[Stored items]
● ● ● ● ●
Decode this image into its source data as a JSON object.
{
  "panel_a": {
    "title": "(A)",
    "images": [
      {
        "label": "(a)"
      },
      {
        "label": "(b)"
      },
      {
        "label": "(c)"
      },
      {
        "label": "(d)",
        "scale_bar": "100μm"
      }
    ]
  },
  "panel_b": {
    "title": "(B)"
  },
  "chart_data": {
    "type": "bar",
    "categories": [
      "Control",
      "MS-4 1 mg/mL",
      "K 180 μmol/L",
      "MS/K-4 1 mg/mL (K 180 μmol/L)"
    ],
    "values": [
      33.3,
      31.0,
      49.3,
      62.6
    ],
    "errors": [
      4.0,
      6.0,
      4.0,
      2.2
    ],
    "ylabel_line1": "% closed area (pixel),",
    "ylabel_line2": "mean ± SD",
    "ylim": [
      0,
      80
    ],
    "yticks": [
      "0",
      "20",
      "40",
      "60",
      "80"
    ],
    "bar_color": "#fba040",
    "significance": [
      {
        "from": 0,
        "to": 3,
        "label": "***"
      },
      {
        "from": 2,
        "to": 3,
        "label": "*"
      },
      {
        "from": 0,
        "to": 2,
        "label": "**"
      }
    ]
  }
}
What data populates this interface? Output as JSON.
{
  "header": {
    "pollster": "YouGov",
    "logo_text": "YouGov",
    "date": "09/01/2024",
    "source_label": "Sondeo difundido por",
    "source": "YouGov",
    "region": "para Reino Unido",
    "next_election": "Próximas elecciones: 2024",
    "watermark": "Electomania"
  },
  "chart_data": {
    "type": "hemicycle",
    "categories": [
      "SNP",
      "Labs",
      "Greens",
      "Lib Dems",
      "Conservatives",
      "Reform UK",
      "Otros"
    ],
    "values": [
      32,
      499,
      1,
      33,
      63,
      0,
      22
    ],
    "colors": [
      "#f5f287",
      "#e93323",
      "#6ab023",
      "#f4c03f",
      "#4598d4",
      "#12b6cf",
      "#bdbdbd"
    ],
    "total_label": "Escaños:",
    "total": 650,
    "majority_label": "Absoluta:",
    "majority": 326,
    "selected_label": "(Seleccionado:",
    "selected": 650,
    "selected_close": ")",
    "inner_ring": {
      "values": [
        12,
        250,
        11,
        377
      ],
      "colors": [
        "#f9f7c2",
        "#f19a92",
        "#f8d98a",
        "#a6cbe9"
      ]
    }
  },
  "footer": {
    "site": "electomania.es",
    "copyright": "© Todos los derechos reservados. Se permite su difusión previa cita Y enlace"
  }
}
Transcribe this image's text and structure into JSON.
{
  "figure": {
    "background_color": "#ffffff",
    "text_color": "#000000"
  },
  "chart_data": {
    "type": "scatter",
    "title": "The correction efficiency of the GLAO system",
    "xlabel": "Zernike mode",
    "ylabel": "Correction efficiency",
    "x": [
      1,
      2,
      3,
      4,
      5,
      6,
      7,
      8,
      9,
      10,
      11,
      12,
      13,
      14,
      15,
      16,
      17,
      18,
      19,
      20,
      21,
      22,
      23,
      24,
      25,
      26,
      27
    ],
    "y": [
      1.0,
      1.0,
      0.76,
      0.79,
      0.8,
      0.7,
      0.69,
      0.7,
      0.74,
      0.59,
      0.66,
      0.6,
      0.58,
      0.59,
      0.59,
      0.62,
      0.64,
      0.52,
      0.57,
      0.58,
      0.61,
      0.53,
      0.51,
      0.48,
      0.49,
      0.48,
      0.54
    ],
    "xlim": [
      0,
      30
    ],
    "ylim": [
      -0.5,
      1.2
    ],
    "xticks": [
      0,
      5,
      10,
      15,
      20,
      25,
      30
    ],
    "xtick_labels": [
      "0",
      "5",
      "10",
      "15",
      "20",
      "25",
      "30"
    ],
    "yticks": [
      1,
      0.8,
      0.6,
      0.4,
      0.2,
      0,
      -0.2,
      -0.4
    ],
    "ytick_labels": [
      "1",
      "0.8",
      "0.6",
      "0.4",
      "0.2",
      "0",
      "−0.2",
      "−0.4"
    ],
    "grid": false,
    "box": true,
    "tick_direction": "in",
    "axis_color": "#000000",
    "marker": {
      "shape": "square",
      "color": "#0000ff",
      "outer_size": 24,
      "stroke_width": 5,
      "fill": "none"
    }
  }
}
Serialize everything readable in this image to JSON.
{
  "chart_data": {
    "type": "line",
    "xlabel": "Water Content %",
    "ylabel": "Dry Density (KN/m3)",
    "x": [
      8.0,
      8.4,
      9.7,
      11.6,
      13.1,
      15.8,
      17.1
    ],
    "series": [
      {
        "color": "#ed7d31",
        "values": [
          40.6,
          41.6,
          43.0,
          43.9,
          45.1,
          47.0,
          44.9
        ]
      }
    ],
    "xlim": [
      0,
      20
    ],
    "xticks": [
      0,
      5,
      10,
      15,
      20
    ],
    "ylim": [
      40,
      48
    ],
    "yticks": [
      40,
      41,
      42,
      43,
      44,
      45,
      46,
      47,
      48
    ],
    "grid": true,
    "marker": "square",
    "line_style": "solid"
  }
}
● ● ● ● ●
> [Work required] Pull every line containing "this" out of the data above.

> [Answer below]
Decode this image into its source data as a JSON object.
What data populates this interface? Output as JSON.
Transcribe this image's text and structure into JSON.
Serialize everything readable in this image to JSON.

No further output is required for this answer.